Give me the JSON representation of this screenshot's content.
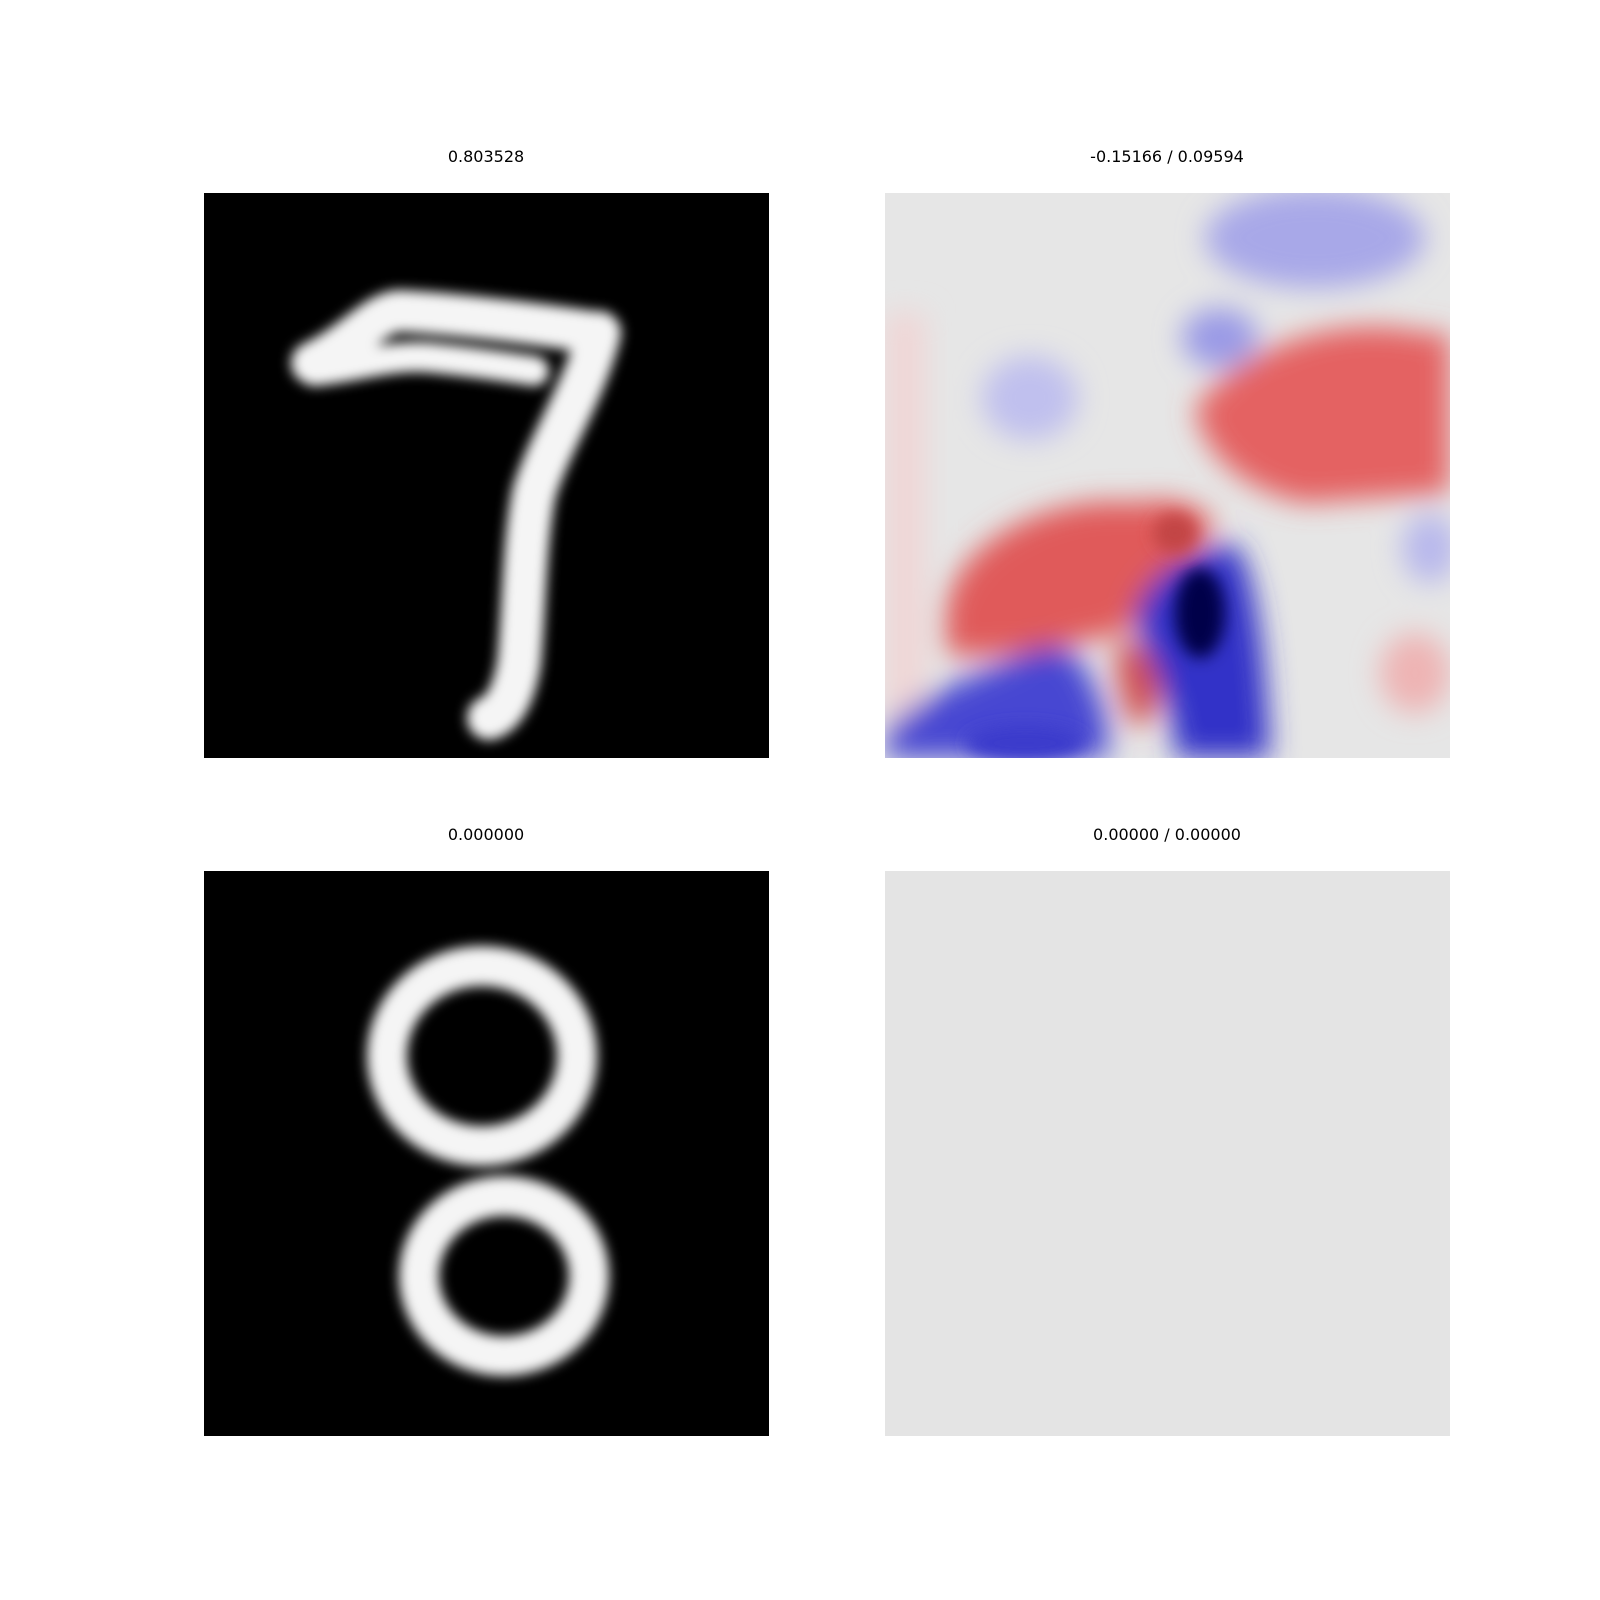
{
  "panels": [
    {
      "title": "0.803528",
      "content": "handwritten digit 7, white on black"
    },
    {
      "title": "-0.15166 / 0.09594",
      "content": "red/blue attribution heatmap"
    },
    {
      "title": "0.000000",
      "content": "handwritten digit 8, white on black"
    },
    {
      "title": "0.00000 / 0.00000",
      "content": "uniform light grey map"
    }
  ],
  "colors": {
    "digit_background": "#000000",
    "digit_stroke": "#f5f5f5",
    "heat_neutral": "#e6e6e6",
    "heat_positive": "#e05a5a",
    "heat_negative": "#3c3ccf",
    "heat_strong_negative": "#00004a",
    "empty_map": "#e4e4e4"
  }
}
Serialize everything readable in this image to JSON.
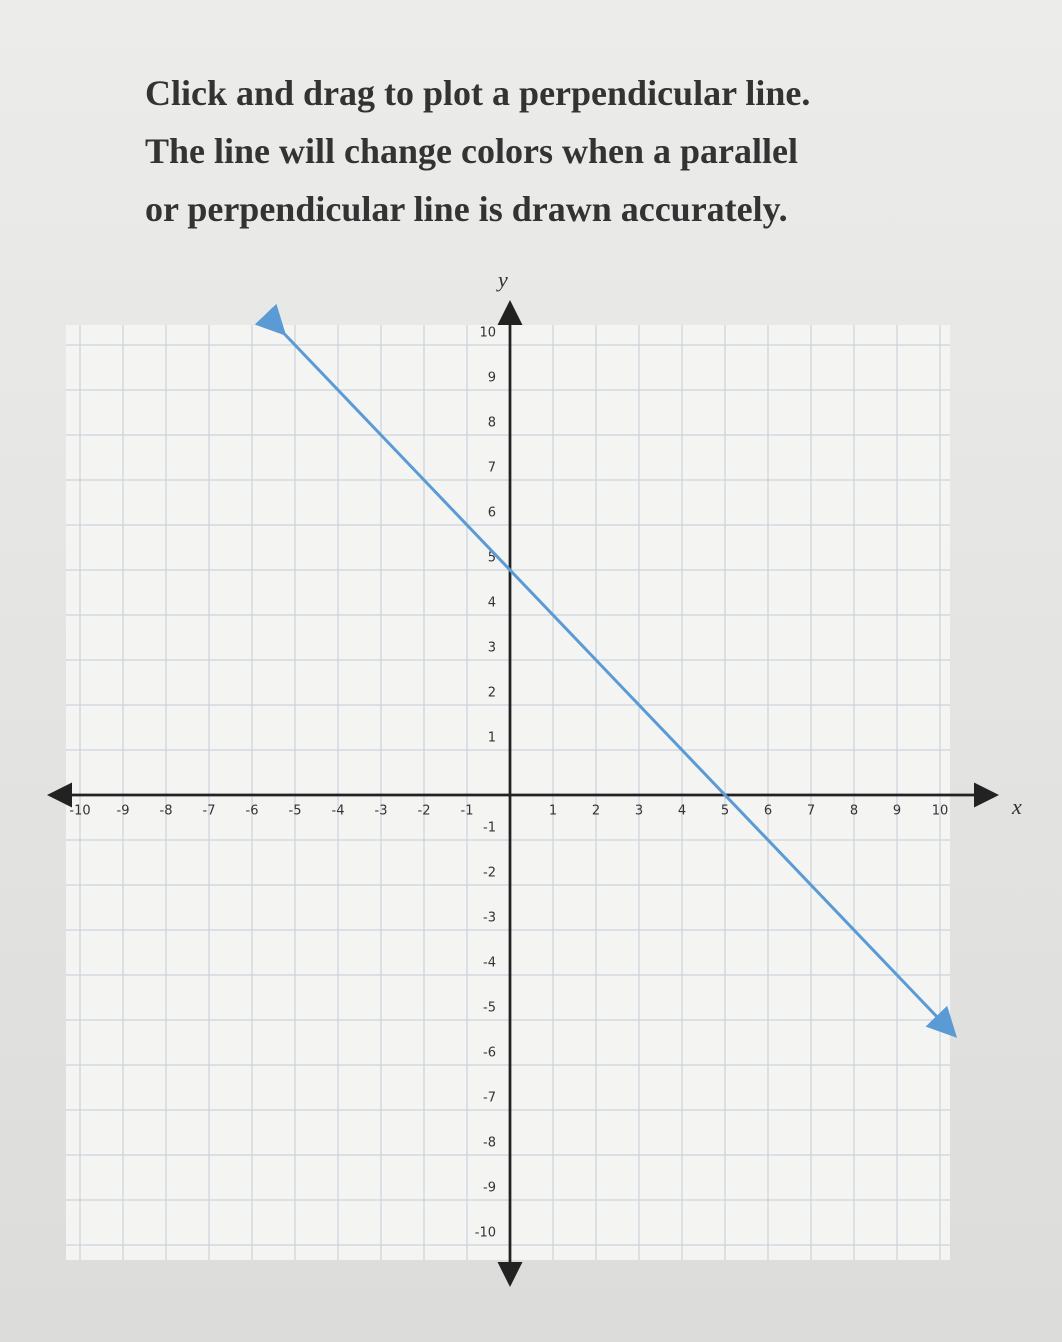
{
  "instructions": [
    "Click and drag to plot a perpendicular line.",
    "The line will change colors when a parallel",
    "or perpendicular line is drawn accurately."
  ],
  "chart_data": {
    "type": "line",
    "x_label": "x",
    "y_label": "y",
    "xlim": [
      -10,
      10
    ],
    "ylim": [
      -10,
      10
    ],
    "xticks": [
      -10,
      -9,
      -8,
      -7,
      -6,
      -5,
      -4,
      -3,
      -2,
      -1,
      1,
      2,
      3,
      4,
      5,
      6,
      7,
      8,
      9,
      10
    ],
    "yticks": [
      -10,
      -9,
      -8,
      -7,
      -6,
      -5,
      -4,
      -3,
      -2,
      -1,
      1,
      2,
      3,
      4,
      5,
      6,
      7,
      8,
      9,
      10
    ],
    "grid": true,
    "series": [
      {
        "color": "#5b9bd5",
        "x": [
          -5.3,
          10.3
        ],
        "values": [
          10.3,
          -5.3
        ]
      }
    ]
  }
}
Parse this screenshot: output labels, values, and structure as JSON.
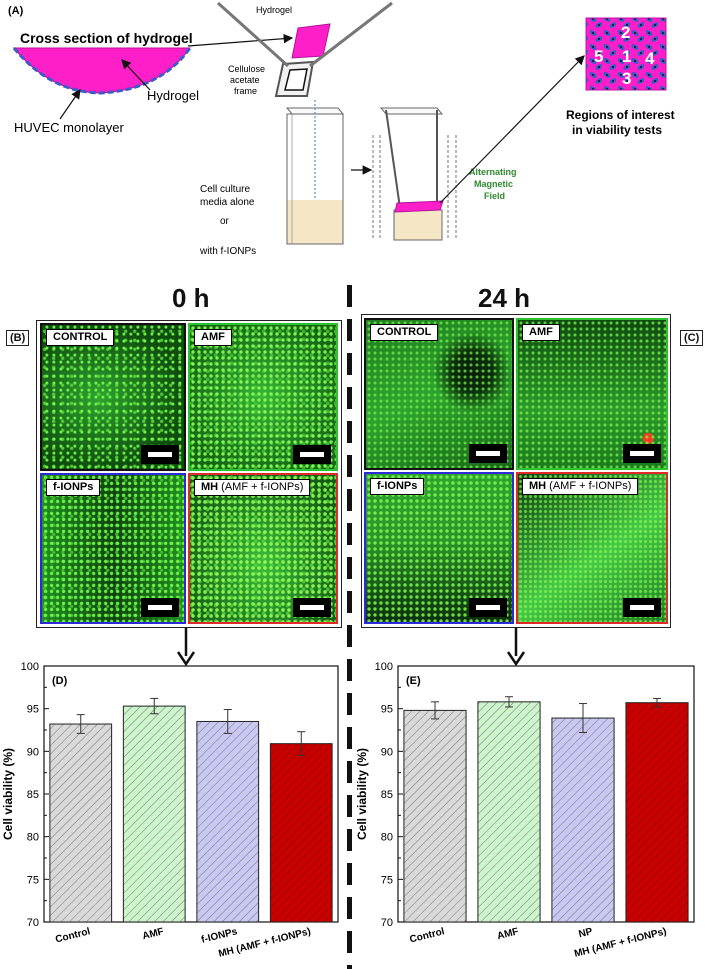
{
  "panel_a": {
    "letter": "(A)",
    "cross_section_title": "Cross section of hydrogel",
    "hydrogel_label": "Hydrogel",
    "huvec_label": "HUVEC monolayer",
    "top_hydrogel_label": "Hydrogel",
    "frame_label_1": "Cellulose",
    "frame_label_2": "acetate",
    "frame_label_3": "frame",
    "media_label_1": "Cell culture",
    "media_label_2": "media alone",
    "media_or": "or",
    "media_label_3": "with f-IONPs",
    "amf_label_1": "Alternating",
    "amf_label_2": "Magnetic",
    "amf_label_3": "Field",
    "roi_label_1": "Regions of interest",
    "roi_label_2": "in viability tests",
    "roi_numbers": [
      "2",
      "5",
      "1",
      "4",
      "3"
    ],
    "colors": {
      "hydrogel": "#ff1fc8",
      "cells": "#3a5bc8",
      "media": "#f5e6c6",
      "amf_text": "#2f8a2f"
    }
  },
  "time_0": "0 h",
  "time_24": "24 h",
  "panel_b": {
    "letter": "(B)"
  },
  "panel_c": {
    "letter": "(C)"
  },
  "micro_tags": {
    "control": "CONTROL",
    "amf": "AMF",
    "fionps": "f-IONPs",
    "mh_bold": "MH",
    "mh_rest": " (AMF + f-IONPs)"
  },
  "micro_borders": {
    "control": "#111111",
    "amf": "#2ec12e",
    "fionps": "#2b2bd8",
    "mh": "#e02a2a"
  },
  "chart_data": [
    {
      "panel": "(D)",
      "type": "bar",
      "categories": [
        "Control",
        "AMF",
        "f-IONPs",
        "MH (AMF + f-IONPs)"
      ],
      "values": [
        93.2,
        95.3,
        93.5,
        90.9
      ],
      "errors": [
        1.1,
        0.9,
        1.4,
        1.4
      ],
      "colors": [
        "#d9d9d9",
        "#ccf5cc",
        "#c8c8f2",
        "#c80000"
      ],
      "ylabel": "Cell viability (%)",
      "xlabel": "",
      "ylim": [
        70,
        100
      ],
      "yticks": [
        "70",
        "75",
        "80",
        "85",
        "90",
        "95",
        "100"
      ],
      "grid": false
    },
    {
      "panel": "(E)",
      "type": "bar",
      "categories": [
        "Control",
        "AMF",
        "NP",
        "MH (AMF + f-IONPs)"
      ],
      "values": [
        94.8,
        95.8,
        93.9,
        95.7
      ],
      "errors": [
        1.0,
        0.6,
        1.7,
        0.5
      ],
      "colors": [
        "#d9d9d9",
        "#ccf5cc",
        "#c8c8f2",
        "#c80000"
      ],
      "ylabel": "Cell viability (%)",
      "xlabel": "",
      "ylim": [
        70,
        100
      ],
      "yticks": [
        "70",
        "75",
        "80",
        "85",
        "90",
        "95",
        "100"
      ],
      "grid": false
    }
  ]
}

Requirement:
Give back every line exactly as it stands, pictures excluded.

Task result:
Give me the JSON representation of this screenshot's content.
{
  "panels": [
    {
      "title": "0.803528",
      "content": "handwritten digit 7, white on black"
    },
    {
      "title": "-0.15166 / 0.09594",
      "content": "red/blue attribution heatmap"
    },
    {
      "title": "0.000000",
      "content": "handwritten digit 8, white on black"
    },
    {
      "title": "0.00000 / 0.00000",
      "content": "uniform light grey map"
    }
  ],
  "colors": {
    "digit_background": "#000000",
    "digit_stroke": "#f5f5f5",
    "heat_neutral": "#e6e6e6",
    "heat_positive": "#e05a5a",
    "heat_negative": "#3c3ccf",
    "heat_strong_negative": "#00004a",
    "empty_map": "#e4e4e4"
  }
}
Serialize everything readable in this image to JSON.
{
  "instructions": [
    "Click and drag to plot a perpendicular line.",
    "The line will change colors when a parallel",
    "or perpendicular line is drawn accurately."
  ],
  "chart_data": {
    "type": "line",
    "x_label": "x",
    "y_label": "y",
    "xlim": [
      -10,
      10
    ],
    "ylim": [
      -10,
      10
    ],
    "xticks": [
      -10,
      -9,
      -8,
      -7,
      -6,
      -5,
      -4,
      -3,
      -2,
      -1,
      1,
      2,
      3,
      4,
      5,
      6,
      7,
      8,
      9,
      10
    ],
    "yticks": [
      -10,
      -9,
      -8,
      -7,
      -6,
      -5,
      -4,
      -3,
      -2,
      -1,
      1,
      2,
      3,
      4,
      5,
      6,
      7,
      8,
      9,
      10
    ],
    "grid": true,
    "series": [
      {
        "color": "#5b9bd5",
        "x": [
          -5.3,
          10.3
        ],
        "values": [
          10.3,
          -5.3
        ]
      }
    ]
  }
}
Parse this screenshot: output labels, values, and structure as JSON.
{
  "panel_a": {
    "letter": "(A)",
    "cross_section_title": "Cross section of hydrogel",
    "hydrogel_label": "Hydrogel",
    "huvec_label": "HUVEC monolayer",
    "top_hydrogel_label": "Hydrogel",
    "frame_label_1": "Cellulose",
    "frame_label_2": "acetate",
    "frame_label_3": "frame",
    "media_label_1": "Cell culture",
    "media_label_2": "media alone",
    "media_or": "or",
    "media_label_3": "with f-IONPs",
    "amf_label_1": "Alternating",
    "amf_label_2": "Magnetic",
    "amf_label_3": "Field",
    "roi_label_1": "Regions of interest",
    "roi_label_2": "in viability tests",
    "roi_numbers": [
      "2",
      "5",
      "1",
      "4",
      "3"
    ],
    "colors": {
      "hydrogel": "#ff1fc8",
      "cells": "#3a5bc8",
      "media": "#f5e6c6",
      "amf_text": "#2f8a2f"
    }
  },
  "time_0": "0 h",
  "time_24": "24 h",
  "panel_b": {
    "letter": "(B)"
  },
  "panel_c": {
    "letter": "(C)"
  },
  "micro_tags": {
    "control": "CONTROL",
    "amf": "AMF",
    "fionps": "f-IONPs",
    "mh_bold": "MH",
    "mh_rest": " (AMF + f-IONPs)"
  },
  "micro_borders": {
    "control": "#111111",
    "amf": "#2ec12e",
    "fionps": "#2b2bd8",
    "mh": "#e02a2a"
  },
  "chart_data": [
    {
      "panel": "(D)",
      "type": "bar",
      "categories": [
        "Control",
        "AMF",
        "f-IONPs",
        "MH (AMF + f-IONPs)"
      ],
      "values": [
        93.2,
        95.3,
        93.5,
        90.9
      ],
      "errors": [
        1.1,
        0.9,
        1.4,
        1.4
      ],
      "colors": [
        "#d9d9d9",
        "#ccf5cc",
        "#c8c8f2",
        "#c80000"
      ],
      "ylabel": "Cell viability (%)",
      "xlabel": "",
      "ylim": [
        70,
        100
      ],
      "yticks": [
        "70",
        "75",
        "80",
        "85",
        "90",
        "95",
        "100"
      ],
      "grid": false
    },
    {
      "panel": "(E)",
      "type": "bar",
      "categories": [
        "Control",
        "AMF",
        "NP",
        "MH (AMF + f-IONPs)"
      ],
      "values": [
        94.8,
        95.8,
        93.9,
        95.7
      ],
      "errors": [
        1.0,
        0.6,
        1.7,
        0.5
      ],
      "colors": [
        "#d9d9d9",
        "#ccf5cc",
        "#c8c8f2",
        "#c80000"
      ],
      "ylabel": "Cell viability (%)",
      "xlabel": "",
      "ylim": [
        70,
        100
      ],
      "yticks": [
        "70",
        "75",
        "80",
        "85",
        "90",
        "95",
        "100"
      ],
      "grid": false
    }
  ]
}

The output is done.